[Problem requirements] Identify all lines of the data containing the string "title" and copy them.

(Collected data)
****
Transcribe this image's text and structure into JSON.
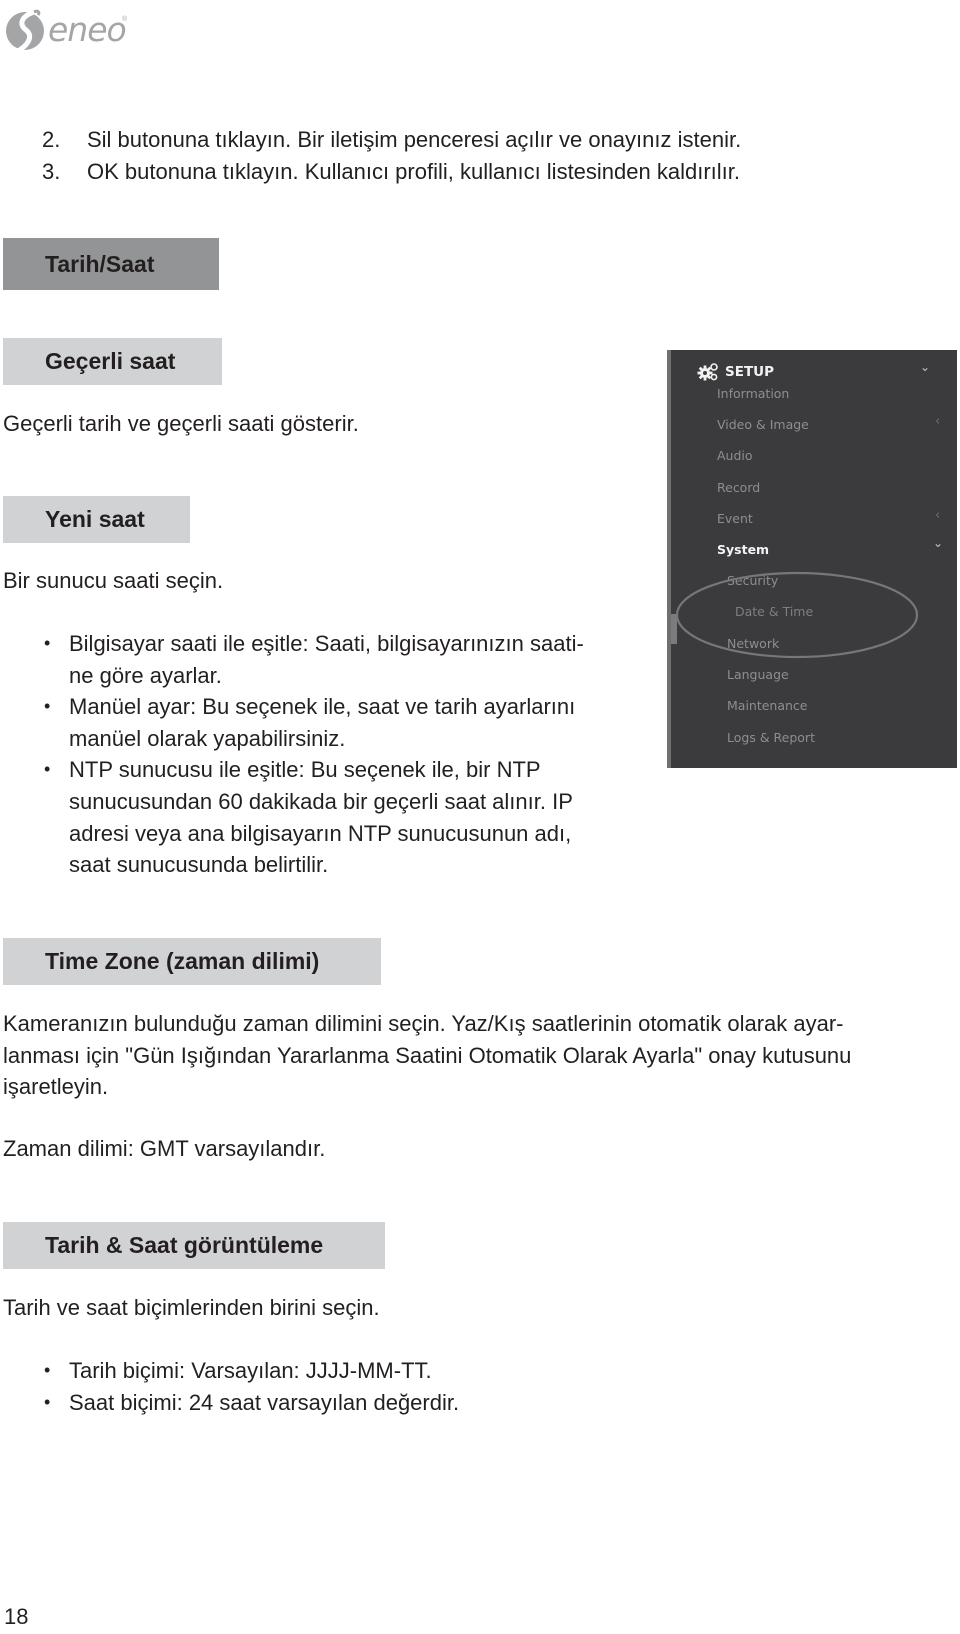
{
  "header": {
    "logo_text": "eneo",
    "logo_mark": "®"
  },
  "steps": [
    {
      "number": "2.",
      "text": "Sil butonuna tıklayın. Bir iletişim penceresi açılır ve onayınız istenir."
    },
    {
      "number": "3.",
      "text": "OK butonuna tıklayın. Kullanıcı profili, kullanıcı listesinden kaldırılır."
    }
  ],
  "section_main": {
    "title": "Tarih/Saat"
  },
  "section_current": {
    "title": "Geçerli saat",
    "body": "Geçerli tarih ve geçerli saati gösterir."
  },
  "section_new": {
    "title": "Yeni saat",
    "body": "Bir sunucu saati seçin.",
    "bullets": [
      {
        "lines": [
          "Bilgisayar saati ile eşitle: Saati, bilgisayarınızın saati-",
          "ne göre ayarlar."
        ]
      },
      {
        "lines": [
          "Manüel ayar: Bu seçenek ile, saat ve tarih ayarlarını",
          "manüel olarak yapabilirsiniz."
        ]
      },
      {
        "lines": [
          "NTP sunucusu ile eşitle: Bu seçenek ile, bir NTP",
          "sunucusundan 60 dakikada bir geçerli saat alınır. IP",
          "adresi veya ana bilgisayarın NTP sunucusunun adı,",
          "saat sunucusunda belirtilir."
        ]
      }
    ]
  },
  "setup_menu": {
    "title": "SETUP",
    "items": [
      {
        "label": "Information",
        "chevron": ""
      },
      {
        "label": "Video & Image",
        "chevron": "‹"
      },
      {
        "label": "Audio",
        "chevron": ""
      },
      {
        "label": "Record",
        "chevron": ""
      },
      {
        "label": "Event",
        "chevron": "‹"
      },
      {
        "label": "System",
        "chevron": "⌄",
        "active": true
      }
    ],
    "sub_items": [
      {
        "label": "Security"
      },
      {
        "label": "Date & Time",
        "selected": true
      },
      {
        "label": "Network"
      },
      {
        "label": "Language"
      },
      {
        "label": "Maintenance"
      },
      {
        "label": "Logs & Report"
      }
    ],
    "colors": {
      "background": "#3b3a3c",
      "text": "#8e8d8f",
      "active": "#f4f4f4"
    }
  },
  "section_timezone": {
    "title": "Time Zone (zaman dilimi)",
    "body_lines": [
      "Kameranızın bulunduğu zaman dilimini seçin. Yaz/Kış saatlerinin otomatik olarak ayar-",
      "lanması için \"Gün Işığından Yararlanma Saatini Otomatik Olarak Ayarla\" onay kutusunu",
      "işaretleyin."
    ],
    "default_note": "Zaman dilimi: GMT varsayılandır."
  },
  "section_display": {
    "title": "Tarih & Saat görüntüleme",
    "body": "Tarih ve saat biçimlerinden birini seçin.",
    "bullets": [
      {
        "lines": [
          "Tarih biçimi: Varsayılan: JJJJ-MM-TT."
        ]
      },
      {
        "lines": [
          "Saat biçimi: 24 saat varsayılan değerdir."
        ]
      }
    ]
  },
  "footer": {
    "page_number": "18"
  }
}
****
[Task output]
    "title": "Tarih/Saat"
    "title": "Geçerli saat",
    "title": "Yeni saat",
    "title": "SETUP",
    "title": "Time Zone (zaman dilimi)",
    "title": "Tarih & Saat görüntüleme",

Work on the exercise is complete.